**WHAT YOU WILL DO**
Pick out all lines of the entries that include the word "jusqu" and copy them.
-------- STORED ROWS --------
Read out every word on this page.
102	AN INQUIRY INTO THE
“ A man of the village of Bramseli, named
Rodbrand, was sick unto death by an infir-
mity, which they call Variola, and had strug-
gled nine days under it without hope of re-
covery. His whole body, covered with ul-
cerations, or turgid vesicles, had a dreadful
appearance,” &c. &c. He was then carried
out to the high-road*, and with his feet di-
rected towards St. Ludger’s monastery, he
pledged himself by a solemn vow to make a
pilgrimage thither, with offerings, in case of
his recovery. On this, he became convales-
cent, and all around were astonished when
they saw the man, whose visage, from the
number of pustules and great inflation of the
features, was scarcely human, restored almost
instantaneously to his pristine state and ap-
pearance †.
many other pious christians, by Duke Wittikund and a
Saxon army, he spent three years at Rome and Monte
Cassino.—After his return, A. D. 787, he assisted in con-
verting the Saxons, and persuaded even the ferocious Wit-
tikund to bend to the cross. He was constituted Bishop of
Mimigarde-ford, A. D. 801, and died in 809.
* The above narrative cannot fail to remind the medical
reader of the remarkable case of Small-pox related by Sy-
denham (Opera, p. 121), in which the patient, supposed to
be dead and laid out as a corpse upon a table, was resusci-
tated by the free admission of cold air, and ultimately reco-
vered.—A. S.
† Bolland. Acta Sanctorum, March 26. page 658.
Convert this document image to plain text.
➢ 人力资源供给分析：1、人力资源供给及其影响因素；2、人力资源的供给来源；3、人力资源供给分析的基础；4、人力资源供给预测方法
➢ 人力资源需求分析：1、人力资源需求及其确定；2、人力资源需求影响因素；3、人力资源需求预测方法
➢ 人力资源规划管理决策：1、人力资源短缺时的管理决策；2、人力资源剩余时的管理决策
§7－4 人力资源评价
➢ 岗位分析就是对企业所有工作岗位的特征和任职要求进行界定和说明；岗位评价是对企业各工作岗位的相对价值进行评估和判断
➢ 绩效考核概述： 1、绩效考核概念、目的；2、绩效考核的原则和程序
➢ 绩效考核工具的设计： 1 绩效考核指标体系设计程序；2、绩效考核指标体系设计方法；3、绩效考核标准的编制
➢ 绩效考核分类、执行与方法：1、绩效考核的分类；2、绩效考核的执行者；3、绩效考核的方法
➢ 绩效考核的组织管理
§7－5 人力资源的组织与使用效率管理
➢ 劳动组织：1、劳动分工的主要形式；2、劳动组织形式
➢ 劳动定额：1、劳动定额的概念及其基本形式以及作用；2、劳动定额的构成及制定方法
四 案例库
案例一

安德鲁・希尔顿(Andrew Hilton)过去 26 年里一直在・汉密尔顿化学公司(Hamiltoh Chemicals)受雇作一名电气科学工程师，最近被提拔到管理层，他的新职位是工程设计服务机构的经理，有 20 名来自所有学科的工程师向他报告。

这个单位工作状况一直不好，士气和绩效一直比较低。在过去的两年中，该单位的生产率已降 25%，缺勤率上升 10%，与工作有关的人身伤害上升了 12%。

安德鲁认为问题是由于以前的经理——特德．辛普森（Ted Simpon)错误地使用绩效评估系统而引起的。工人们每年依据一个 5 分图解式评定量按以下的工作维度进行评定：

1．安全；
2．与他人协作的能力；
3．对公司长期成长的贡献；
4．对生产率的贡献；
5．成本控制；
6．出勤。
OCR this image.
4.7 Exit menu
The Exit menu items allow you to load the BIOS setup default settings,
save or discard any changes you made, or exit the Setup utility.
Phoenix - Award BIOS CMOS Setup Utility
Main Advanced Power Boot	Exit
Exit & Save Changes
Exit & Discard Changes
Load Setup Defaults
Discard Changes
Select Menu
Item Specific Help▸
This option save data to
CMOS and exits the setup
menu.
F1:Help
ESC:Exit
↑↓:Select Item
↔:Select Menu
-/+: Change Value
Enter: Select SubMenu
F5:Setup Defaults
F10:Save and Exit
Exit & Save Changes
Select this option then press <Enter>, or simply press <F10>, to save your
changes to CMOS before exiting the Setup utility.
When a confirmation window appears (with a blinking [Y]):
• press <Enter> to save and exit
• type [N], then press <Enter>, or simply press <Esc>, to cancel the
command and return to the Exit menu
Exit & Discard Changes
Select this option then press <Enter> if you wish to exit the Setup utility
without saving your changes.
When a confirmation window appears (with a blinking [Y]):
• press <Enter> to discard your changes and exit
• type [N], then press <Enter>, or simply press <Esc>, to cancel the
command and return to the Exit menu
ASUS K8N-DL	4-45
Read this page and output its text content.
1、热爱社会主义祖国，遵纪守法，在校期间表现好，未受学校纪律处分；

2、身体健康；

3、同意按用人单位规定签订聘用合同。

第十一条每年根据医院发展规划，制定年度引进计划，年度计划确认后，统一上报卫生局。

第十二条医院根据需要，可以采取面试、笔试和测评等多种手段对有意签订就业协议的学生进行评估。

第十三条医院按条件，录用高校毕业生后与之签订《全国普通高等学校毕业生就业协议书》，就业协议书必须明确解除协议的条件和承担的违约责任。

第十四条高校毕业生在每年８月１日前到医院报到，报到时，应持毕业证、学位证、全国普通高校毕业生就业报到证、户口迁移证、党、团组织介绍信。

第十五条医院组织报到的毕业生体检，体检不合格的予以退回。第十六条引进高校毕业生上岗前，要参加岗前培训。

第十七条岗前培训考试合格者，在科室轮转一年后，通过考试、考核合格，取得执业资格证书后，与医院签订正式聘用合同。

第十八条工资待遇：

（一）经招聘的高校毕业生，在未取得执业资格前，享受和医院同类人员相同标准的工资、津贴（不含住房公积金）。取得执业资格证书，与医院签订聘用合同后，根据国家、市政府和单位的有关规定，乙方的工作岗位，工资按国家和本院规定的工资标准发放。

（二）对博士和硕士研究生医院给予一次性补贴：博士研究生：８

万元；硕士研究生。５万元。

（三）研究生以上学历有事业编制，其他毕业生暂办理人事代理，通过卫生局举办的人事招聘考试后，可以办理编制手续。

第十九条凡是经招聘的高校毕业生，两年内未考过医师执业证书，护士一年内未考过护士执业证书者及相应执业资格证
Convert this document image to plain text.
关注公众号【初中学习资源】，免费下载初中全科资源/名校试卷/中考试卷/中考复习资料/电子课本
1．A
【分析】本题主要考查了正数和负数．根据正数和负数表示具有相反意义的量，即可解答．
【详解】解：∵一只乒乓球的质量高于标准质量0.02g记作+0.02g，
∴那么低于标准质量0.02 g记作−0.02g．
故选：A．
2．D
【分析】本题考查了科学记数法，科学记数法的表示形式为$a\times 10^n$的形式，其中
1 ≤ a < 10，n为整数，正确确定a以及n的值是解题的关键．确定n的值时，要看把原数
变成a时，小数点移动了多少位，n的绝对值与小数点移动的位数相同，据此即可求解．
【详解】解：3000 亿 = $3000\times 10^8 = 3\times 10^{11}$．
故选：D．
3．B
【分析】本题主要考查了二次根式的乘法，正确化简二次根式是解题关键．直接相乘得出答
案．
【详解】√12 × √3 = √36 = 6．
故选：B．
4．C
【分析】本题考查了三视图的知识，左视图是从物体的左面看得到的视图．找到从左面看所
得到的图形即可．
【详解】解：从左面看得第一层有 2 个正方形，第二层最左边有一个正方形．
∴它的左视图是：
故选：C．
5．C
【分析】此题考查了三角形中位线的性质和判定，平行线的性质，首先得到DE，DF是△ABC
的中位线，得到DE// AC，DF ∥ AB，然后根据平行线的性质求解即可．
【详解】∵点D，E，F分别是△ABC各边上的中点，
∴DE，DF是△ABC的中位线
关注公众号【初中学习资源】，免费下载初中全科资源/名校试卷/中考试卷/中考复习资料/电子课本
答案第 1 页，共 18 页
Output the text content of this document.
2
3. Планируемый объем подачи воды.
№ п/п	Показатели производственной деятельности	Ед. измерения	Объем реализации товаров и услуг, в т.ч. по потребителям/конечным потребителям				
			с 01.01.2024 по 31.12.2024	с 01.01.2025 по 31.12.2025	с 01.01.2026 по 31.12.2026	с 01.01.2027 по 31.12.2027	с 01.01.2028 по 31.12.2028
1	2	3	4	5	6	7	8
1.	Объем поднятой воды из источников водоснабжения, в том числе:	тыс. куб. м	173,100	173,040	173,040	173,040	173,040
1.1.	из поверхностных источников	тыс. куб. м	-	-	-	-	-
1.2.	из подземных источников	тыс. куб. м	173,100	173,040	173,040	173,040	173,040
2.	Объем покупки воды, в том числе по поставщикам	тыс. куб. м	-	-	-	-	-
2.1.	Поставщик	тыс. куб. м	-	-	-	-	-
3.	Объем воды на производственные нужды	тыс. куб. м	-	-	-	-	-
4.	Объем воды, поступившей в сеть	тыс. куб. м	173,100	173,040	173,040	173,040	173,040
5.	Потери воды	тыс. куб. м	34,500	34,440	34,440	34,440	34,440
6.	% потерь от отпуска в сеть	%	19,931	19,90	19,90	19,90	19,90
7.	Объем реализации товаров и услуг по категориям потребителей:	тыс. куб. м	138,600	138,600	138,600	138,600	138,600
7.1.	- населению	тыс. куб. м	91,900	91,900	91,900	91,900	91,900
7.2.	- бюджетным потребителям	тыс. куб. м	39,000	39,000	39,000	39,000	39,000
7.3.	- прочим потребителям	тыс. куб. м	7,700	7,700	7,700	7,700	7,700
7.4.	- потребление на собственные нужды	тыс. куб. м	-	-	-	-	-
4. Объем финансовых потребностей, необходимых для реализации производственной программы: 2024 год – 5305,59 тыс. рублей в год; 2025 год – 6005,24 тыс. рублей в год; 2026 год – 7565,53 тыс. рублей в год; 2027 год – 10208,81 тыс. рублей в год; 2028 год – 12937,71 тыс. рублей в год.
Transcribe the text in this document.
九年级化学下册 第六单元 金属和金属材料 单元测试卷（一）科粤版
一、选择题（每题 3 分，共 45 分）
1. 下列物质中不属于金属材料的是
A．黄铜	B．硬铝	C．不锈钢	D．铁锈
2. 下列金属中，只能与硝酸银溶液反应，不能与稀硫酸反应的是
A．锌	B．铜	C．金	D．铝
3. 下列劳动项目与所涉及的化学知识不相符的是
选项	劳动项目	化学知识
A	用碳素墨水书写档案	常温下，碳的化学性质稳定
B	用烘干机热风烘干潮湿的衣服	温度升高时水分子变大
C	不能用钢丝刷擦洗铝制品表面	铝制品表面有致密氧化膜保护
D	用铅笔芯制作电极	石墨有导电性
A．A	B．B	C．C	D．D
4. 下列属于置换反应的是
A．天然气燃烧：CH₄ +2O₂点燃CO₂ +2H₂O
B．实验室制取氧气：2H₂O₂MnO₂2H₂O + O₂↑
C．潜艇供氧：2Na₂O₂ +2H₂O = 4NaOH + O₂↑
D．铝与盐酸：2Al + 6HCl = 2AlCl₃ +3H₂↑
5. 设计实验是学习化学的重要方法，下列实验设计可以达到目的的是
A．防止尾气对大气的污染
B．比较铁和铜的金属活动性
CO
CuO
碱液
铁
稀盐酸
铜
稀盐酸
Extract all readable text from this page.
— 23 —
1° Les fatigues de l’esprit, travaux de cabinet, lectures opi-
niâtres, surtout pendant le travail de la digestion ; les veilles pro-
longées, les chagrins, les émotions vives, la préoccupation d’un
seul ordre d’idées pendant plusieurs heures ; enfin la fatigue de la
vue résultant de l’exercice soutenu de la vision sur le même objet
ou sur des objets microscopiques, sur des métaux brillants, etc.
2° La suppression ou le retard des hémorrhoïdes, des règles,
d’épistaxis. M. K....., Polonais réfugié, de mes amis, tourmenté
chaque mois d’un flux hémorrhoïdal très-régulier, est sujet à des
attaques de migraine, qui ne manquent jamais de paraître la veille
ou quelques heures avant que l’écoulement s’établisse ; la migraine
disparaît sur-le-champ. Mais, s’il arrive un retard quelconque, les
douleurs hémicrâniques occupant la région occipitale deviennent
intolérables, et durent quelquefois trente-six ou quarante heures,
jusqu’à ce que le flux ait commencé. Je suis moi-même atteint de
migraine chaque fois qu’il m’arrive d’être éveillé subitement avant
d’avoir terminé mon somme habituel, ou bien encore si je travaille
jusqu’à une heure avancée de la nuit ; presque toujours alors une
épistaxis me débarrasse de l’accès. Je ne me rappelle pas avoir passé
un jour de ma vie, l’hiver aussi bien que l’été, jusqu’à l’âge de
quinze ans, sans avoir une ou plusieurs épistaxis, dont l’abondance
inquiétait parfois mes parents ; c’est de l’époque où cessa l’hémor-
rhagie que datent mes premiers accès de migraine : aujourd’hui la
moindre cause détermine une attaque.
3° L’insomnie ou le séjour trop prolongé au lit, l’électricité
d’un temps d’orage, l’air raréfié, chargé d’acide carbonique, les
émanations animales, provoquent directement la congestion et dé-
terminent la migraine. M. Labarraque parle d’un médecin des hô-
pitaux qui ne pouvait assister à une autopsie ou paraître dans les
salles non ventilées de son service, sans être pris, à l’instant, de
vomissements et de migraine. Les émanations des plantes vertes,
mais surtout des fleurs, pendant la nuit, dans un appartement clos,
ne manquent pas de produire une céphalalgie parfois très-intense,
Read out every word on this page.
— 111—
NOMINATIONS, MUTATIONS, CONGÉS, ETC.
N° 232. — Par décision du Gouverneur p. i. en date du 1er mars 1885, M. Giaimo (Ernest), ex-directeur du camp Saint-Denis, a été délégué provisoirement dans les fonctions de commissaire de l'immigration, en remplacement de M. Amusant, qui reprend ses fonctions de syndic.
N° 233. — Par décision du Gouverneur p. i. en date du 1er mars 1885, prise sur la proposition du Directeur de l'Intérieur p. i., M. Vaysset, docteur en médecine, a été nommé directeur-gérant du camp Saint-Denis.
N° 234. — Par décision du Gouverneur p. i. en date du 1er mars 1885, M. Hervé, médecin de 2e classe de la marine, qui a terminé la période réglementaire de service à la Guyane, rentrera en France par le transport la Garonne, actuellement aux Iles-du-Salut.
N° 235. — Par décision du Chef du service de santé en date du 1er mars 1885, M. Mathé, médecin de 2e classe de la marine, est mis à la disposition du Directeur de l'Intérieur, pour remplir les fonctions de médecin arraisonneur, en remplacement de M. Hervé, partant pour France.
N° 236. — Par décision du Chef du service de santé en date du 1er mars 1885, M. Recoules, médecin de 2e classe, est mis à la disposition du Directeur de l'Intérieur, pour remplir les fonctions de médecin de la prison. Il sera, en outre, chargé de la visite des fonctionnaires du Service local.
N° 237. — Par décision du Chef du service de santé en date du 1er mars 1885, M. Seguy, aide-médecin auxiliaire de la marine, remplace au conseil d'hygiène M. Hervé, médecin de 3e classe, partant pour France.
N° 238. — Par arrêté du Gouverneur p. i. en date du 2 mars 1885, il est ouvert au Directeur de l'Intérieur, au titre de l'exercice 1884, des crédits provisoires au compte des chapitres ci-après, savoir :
--------
**RESULT OF THE TASK**
jusqu’à ce que le flux ait commencé. Je suis moi-même atteint de
jusqu’à une heure avancée de la nuit ; presque toujours alors une
un jour de ma vie, l’hiver aussi bien que l’été, jusqu’à l’âge de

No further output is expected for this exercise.